> _SHORT EXERCISE_:
Pull each line holding the word "残業相殺の対象としない部署" from the data.

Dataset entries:
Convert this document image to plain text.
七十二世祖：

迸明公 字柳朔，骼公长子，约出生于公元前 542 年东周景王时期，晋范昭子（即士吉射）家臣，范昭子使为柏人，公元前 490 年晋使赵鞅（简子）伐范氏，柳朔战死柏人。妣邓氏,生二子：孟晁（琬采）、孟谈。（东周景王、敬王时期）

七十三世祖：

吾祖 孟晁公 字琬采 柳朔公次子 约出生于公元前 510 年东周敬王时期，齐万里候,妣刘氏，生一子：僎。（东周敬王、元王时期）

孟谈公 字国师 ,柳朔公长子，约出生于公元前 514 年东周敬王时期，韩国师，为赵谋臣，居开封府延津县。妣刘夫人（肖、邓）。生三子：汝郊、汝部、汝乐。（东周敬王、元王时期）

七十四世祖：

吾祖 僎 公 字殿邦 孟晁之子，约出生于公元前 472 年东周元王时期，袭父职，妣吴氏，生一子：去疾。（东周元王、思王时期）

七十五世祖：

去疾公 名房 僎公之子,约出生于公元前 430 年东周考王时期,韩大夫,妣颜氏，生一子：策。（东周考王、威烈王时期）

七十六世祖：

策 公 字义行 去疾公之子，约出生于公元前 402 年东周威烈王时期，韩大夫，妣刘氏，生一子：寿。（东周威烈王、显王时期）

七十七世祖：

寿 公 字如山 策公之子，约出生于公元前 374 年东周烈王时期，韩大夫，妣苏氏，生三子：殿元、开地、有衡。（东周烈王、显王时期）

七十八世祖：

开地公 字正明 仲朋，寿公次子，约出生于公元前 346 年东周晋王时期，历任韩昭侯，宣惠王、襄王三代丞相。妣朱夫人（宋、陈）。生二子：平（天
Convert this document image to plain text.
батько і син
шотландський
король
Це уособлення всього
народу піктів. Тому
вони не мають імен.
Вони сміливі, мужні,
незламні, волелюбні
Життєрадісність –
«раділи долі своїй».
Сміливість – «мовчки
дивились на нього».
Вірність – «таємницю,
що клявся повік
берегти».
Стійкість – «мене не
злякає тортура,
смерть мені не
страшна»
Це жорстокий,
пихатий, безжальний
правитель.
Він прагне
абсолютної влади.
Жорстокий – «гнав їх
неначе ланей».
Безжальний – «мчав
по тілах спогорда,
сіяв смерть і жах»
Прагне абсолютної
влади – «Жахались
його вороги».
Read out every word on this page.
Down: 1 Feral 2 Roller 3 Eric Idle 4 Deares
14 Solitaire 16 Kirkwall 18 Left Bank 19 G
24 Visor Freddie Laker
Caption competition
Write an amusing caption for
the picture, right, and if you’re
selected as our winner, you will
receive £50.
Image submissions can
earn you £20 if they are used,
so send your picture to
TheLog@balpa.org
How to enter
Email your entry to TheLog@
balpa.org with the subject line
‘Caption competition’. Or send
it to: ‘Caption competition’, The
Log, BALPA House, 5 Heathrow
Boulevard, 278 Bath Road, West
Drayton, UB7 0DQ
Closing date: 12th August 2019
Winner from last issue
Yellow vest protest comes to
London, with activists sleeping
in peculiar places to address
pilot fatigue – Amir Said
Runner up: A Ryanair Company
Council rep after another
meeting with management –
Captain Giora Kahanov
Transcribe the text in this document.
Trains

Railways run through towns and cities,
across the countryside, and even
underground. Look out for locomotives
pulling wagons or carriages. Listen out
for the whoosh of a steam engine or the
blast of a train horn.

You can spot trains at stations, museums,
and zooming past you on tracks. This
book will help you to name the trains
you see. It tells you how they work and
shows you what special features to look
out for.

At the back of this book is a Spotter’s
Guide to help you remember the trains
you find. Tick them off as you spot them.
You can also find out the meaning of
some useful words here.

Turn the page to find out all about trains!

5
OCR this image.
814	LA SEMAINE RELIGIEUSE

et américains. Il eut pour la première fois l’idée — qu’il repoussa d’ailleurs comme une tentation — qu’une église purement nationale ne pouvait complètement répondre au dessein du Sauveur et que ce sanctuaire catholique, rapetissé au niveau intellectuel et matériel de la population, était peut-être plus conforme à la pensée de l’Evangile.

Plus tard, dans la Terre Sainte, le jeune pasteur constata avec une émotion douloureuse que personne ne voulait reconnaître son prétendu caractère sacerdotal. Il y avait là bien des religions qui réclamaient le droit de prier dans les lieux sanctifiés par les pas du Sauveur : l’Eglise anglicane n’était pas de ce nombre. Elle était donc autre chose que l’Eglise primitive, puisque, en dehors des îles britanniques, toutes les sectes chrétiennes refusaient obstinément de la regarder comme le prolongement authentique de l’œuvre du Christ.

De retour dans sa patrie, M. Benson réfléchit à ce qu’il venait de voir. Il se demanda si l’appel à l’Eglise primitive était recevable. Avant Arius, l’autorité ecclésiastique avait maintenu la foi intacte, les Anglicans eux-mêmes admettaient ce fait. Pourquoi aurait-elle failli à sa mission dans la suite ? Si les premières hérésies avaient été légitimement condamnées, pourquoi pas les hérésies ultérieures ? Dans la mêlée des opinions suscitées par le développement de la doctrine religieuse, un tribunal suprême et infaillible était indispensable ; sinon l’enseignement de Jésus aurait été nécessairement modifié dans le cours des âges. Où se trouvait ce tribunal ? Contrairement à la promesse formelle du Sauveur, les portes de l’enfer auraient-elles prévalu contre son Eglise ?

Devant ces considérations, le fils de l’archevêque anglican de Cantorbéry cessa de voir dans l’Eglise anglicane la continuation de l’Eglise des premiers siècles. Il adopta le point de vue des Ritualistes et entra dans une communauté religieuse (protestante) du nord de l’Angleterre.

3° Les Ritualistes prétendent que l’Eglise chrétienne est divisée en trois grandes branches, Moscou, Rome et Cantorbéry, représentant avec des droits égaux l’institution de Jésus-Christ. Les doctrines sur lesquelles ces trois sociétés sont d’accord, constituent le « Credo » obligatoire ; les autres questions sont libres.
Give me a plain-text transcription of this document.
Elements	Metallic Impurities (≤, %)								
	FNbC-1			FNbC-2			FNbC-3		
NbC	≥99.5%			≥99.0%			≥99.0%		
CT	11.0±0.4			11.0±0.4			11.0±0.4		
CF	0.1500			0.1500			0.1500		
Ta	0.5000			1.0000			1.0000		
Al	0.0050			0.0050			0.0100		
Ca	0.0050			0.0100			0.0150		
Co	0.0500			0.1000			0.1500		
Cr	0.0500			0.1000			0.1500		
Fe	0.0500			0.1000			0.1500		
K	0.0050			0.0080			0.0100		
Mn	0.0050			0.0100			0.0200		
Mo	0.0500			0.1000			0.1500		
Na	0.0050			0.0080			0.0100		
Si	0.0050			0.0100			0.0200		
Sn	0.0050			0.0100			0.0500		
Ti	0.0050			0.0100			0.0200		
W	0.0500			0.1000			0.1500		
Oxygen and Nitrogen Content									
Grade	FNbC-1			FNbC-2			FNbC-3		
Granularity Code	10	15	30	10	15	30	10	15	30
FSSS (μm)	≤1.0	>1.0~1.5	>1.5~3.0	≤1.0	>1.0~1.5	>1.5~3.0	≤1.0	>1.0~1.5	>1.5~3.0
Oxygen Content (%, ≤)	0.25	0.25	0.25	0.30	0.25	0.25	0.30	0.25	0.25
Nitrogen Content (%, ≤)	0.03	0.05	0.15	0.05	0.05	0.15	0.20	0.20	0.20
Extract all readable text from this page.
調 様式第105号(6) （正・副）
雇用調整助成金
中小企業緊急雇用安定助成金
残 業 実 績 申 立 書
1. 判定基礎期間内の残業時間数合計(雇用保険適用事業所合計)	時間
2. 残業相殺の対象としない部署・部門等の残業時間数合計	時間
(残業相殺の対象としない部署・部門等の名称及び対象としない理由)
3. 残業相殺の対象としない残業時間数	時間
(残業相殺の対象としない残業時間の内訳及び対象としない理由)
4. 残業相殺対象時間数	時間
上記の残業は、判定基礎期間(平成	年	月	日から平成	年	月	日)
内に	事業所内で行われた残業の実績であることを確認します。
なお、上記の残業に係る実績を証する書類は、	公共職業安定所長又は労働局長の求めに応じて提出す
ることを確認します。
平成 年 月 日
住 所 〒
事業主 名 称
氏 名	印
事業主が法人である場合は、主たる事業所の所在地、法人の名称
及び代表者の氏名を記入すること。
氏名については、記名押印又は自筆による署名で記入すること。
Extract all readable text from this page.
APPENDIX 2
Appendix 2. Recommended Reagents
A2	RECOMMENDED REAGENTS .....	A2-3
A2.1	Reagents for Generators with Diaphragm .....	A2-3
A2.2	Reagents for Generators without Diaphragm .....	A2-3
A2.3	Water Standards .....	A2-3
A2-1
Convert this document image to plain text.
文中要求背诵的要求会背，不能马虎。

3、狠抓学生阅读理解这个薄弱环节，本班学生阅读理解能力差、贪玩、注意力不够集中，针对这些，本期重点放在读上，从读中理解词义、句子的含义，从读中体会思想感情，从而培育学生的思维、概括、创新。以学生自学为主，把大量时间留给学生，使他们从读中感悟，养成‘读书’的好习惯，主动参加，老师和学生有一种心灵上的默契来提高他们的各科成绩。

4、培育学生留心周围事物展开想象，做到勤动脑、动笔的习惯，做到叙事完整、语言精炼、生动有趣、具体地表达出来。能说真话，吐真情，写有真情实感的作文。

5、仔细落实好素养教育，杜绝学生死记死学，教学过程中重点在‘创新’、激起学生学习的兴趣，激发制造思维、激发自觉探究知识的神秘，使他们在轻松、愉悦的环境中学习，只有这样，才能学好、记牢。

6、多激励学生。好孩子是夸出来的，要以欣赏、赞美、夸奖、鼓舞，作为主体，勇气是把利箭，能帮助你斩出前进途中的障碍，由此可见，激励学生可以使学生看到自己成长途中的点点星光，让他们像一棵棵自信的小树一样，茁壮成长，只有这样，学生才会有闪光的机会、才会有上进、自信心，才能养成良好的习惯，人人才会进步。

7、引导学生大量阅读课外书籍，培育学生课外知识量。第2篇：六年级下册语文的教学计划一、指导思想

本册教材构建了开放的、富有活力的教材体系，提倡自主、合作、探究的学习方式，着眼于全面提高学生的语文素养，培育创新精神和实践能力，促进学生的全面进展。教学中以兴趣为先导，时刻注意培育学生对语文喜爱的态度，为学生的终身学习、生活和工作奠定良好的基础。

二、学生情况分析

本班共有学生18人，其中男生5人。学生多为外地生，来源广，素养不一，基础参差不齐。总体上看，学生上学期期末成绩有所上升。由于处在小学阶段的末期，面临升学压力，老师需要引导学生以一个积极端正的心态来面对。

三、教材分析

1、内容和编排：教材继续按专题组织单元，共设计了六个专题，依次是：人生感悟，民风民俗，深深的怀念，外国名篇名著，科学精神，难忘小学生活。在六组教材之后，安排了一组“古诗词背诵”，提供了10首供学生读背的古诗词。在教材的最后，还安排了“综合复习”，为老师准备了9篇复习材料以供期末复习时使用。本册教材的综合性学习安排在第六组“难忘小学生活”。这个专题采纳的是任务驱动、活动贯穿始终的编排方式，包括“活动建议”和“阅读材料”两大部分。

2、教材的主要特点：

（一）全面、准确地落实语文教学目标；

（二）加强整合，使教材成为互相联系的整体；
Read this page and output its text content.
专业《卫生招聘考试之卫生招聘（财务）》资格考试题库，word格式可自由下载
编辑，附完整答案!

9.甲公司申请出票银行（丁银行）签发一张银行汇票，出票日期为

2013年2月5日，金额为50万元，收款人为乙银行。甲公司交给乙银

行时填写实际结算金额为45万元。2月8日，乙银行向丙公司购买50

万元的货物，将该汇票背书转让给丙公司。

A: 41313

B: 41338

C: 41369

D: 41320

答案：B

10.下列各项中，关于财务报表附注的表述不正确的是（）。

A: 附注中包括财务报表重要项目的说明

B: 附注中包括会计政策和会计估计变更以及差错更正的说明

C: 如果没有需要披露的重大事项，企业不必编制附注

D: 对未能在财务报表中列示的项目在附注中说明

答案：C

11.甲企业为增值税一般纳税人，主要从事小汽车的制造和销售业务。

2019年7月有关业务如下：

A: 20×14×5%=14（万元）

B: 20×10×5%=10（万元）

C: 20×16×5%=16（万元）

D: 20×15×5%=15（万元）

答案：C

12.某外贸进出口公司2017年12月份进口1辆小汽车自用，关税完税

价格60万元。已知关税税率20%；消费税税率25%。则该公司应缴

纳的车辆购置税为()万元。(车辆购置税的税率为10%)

> _RESPONSE TO THIS EXERCISE_:
2. 残業相殺の対象としない部署・部門等の残業時間数合計	時間
(残業相殺の対象としない部署・部門等の名称及び対象としない理由)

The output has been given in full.